Below is some material; transcribe all of it exactly.

• • • • • • •

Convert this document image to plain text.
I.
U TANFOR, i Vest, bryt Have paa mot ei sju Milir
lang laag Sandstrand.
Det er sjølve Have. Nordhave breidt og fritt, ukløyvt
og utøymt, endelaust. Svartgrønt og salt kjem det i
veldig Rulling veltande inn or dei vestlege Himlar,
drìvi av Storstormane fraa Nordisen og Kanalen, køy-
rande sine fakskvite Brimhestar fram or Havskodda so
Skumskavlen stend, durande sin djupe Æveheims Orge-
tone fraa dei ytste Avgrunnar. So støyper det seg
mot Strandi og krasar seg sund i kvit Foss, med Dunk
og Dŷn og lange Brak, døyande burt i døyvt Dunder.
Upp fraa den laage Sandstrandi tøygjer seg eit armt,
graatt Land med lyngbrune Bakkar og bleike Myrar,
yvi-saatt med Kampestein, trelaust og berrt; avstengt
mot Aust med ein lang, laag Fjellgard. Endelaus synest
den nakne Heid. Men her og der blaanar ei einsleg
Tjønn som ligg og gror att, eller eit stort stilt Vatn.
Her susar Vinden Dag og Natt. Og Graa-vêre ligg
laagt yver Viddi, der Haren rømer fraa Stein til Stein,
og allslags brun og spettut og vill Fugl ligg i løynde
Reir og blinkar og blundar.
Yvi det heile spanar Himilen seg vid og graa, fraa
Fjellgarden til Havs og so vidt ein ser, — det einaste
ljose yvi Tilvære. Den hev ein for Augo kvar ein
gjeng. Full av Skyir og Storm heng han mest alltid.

• • • • • • •

#### Reply
Convert this document image to plain text.
I.
U TANFOR, i Vest, bryt Have paa mot ei sju Milir
lang laag Sandstrand.
Det er sjølve Have. Nordhave breidt og fritt, ukløyvt
og utøymt, endelaust. Svartgrønt og salt kjem det i
veldig Rulling veltande inn or dei vestlege Himlar,
drìvi av Storstormane fraa Nordisen og Kanalen, køy-
rande sine fakskvite Brimhestar fram or Havskodda so
Skumskavlen stend, durande sin djupe Æveheims Orge-
tone fraa dei ytste Avgrunnar. So støyper det seg
mot Strandi og krasar seg sund i kvit Foss, med Dunk
og Dŷn og lange Brak, døyande burt i døyvt Dunder.
Upp fraa den laage Sandstrandi tøygjer seg eit armt,
graatt Land med lyngbrune Bakkar og bleike Myrar,
yvi-saatt med Kampestein, trelaust og berrt; avstengt
mot Aust med ein lang, laag Fjellgard. Endelaus synest
den nakne Heid. Men her og der blaanar ei einsleg
Tjønn som ligg og gror att, eller eit stort stilt Vatn.
Her susar Vinden Dag og Natt. Og Graa-vêre ligg
laagt yver Viddi, der Haren rømer fraa Stein til Stein,
og allslags brun og spettut og vill Fugl ligg i løynde
Reir og blinkar og blundar.
Yvi det heile spanar Himilen seg vid og graa, fraa
Fjellgarden til Havs og so vidt ein ser, — det einaste
ljose yvi Tilvære. Den hev ein for Augo kvar ein
gjeng. Full av Skyir og Storm heng han mest alltid.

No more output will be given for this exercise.